---------- PÁGINA

10 de maio de 2009

NA SALA ESCURA: A arte precisa de vida











SOBERBA. «O que faria eu com algo de valor?» Éloïse (Isabelle Sadoyan)

Já se fizeram livros e mais livros cujo único propósito é tentar explicar o que é, afinal, uma obra de arte. O que a define? Qual é a fronteira entre o valioso e o puro lixo? Arte implica vida, assombro, emoção, teste aos sentidos. Mais do que ser belo tem de se ser autêntico e, de preferência, único.

Mas a subjectividade inerente à estética faz com que uma obra de arte seja tanto alvo de adoração como de ódios.

O bom trabalho que é TEMPOS DE VERÃO, filme francês com passagem muito discreta pelas salas nacionais, pensa mais do que o conceito de obra de arte, a sua utilidad
e.

A conclusão, embrenhada num drama familiar que também reflecte sobre a morte, é poderosa: a obra de arte tem de ter humanidade e esse toque perde-se quando a mesma se encontra exposta num museu.

--------------------

Reescreva de forma mais concisa o parágrafo do texto iniciado por «Já se fizeram livros», mantendo os seus factos principais.

---------- LINHAS LISTADAS

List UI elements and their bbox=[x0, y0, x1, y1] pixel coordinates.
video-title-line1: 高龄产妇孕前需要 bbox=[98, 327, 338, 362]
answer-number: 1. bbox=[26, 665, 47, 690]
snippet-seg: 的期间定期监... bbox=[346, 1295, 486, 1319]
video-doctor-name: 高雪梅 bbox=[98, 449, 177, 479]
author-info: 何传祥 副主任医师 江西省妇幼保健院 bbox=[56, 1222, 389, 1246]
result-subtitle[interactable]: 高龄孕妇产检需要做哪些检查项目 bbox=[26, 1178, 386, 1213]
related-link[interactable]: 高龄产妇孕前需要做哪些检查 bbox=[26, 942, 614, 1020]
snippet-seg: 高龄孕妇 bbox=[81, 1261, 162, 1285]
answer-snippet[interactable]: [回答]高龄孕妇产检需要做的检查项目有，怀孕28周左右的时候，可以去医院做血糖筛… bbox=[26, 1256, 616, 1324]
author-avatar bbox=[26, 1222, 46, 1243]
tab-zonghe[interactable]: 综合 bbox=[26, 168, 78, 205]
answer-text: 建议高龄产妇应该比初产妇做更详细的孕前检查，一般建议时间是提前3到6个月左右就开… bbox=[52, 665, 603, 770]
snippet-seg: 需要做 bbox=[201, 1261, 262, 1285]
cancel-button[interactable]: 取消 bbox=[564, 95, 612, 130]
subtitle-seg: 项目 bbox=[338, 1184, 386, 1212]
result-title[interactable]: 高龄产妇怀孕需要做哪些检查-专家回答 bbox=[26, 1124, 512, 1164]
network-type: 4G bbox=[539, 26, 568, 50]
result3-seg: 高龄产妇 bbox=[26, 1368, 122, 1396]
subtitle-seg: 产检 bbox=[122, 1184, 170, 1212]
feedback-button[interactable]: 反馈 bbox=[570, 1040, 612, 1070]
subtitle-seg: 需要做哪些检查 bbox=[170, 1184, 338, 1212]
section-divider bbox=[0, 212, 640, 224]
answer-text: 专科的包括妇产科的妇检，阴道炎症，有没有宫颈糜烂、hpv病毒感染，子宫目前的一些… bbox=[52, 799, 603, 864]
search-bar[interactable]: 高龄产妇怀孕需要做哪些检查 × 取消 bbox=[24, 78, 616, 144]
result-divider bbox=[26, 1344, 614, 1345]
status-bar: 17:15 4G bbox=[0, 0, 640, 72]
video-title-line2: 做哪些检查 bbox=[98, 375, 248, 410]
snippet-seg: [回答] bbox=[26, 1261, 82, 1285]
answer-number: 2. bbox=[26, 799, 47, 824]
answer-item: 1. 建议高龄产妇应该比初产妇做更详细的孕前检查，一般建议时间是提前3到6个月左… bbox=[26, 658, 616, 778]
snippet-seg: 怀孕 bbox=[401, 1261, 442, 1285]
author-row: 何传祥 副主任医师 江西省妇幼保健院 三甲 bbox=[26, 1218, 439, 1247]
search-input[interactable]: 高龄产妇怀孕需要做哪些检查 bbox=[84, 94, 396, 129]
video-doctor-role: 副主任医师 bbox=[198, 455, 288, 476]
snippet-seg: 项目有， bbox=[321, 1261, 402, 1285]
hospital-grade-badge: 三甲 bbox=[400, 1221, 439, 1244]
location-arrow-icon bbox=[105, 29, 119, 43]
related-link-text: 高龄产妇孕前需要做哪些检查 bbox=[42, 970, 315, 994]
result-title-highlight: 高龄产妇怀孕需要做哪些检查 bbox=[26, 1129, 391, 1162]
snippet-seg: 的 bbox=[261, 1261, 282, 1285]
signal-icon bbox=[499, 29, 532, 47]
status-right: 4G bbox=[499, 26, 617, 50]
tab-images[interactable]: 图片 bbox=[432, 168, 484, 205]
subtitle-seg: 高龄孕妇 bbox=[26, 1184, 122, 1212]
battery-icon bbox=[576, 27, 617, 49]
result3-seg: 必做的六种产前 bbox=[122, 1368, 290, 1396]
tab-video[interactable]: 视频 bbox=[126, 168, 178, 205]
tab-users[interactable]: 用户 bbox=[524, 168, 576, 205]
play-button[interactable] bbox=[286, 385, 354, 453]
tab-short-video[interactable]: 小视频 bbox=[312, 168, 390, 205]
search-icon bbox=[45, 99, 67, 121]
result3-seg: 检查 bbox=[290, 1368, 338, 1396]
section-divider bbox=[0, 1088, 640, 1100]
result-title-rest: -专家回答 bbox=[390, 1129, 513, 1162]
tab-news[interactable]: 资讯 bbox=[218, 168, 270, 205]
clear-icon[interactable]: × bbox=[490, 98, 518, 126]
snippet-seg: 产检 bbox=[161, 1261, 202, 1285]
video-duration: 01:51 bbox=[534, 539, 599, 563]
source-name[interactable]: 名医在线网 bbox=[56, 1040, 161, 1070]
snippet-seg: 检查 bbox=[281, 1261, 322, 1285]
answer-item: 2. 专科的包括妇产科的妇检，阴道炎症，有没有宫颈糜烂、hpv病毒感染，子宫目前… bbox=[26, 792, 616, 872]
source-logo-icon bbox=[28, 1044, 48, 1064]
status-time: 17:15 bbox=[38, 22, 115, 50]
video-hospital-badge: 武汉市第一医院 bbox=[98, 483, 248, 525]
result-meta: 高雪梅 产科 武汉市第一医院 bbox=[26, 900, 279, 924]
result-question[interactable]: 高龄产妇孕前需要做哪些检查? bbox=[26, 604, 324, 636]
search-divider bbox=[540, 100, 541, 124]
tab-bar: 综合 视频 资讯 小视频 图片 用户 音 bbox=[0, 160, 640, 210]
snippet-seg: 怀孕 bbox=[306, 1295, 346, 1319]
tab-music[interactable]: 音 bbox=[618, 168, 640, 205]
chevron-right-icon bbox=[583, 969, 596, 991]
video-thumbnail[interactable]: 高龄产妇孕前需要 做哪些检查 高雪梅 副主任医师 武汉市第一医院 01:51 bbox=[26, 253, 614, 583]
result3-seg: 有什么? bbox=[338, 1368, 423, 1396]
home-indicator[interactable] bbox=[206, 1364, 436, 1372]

--------------------

**RESPOSTA DO EXERCÍCIO:**
Muitos livros procuraram explicar o que é uma obra de arte, o que a define e onde fica a fronteira entre o valioso e o lixo. A arte implica vida, assombro, emoção e teste aos sentidos. Mais do que bela, deve ser autêntica e, de preferência, única.